[Start Items]

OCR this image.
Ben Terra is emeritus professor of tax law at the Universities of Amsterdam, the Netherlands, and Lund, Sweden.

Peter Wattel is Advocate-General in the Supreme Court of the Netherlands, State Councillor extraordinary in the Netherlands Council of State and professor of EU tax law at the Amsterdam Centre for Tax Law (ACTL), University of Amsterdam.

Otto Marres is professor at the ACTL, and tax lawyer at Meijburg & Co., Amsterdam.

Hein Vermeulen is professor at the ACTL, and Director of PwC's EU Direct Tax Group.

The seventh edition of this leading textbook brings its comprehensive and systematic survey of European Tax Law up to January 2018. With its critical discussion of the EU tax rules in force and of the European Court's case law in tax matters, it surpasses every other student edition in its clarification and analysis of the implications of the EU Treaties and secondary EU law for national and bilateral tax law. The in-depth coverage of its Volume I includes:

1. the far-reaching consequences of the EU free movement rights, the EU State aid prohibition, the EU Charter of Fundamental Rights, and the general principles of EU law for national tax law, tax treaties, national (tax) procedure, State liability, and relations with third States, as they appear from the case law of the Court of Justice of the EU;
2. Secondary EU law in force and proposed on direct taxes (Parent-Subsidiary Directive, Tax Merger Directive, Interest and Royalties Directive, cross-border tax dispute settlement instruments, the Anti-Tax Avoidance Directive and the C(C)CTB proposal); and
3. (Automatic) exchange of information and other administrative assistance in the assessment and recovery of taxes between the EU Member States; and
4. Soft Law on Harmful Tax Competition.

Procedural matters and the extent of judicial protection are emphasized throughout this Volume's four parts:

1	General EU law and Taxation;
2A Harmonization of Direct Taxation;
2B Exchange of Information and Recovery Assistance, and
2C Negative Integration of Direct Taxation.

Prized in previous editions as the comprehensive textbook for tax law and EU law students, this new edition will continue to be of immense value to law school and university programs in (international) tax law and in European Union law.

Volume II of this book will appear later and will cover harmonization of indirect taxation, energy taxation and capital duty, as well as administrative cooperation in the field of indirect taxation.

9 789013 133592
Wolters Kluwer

[End Items]

Problem requirements:
Transcribe every line of the data, exactly as it stands.

Finished task:
OCR this image.
Ben Terra is emeritus professor of tax law at the Universities of Amsterdam, the Netherlands, and Lund, Sweden.

Peter Wattel is Advocate-General in the Supreme Court of the Netherlands, State Councillor extraordinary in the Netherlands Council of State and professor of EU tax law at the Amsterdam Centre for Tax Law (ACTL), University of Amsterdam.

Otto Marres is professor at the ACTL, and tax lawyer at Meijburg & Co., Amsterdam.

Hein Vermeulen is professor at the ACTL, and Director of PwC's EU Direct Tax Group.

The seventh edition of this leading textbook brings its comprehensive and systematic survey of European Tax Law up to January 2018. With its critical discussion of the EU tax rules in force and of the European Court's case law in tax matters, it surpasses every other student edition in its clarification and analysis of the implications of the EU Treaties and secondary EU law for national and bilateral tax law. The in-depth coverage of its Volume I includes:

1. the far-reaching consequences of the EU free movement rights, the EU State aid prohibition, the EU Charter of Fundamental Rights, and the general principles of EU law for national tax law, tax treaties, national (tax) procedure, State liability, and relations with third States, as they appear from the case law of the Court of Justice of the EU;
2. Secondary EU law in force and proposed on direct taxes (Parent-Subsidiary Directive, Tax Merger Directive, Interest and Royalties Directive, cross-border tax dispute settlement instruments, the Anti-Tax Avoidance Directive and the C(C)CTB proposal); and
3. (Automatic) exchange of information and other administrative assistance in the assessment and recovery of taxes between the EU Member States; and
4. Soft Law on Harmful Tax Competition.

Procedural matters and the extent of judicial protection are emphasized throughout this Volume's four parts:

1	General EU law and Taxation;
2A Harmonization of Direct Taxation;
2B Exchange of Information and Recovery Assistance, and
2C Negative Integration of Direct Taxation.

Prized in previous editions as the comprehensive textbook for tax law and EU law students, this new edition will continue to be of immense value to law school and university programs in (international) tax law and in European Union law.

Volume II of this book will appear later and will cover harmonization of indirect taxation, energy taxation and capital duty, as well as administrative cooperation in the field of indirect taxation.

9 789013 133592
Wolters Kluwer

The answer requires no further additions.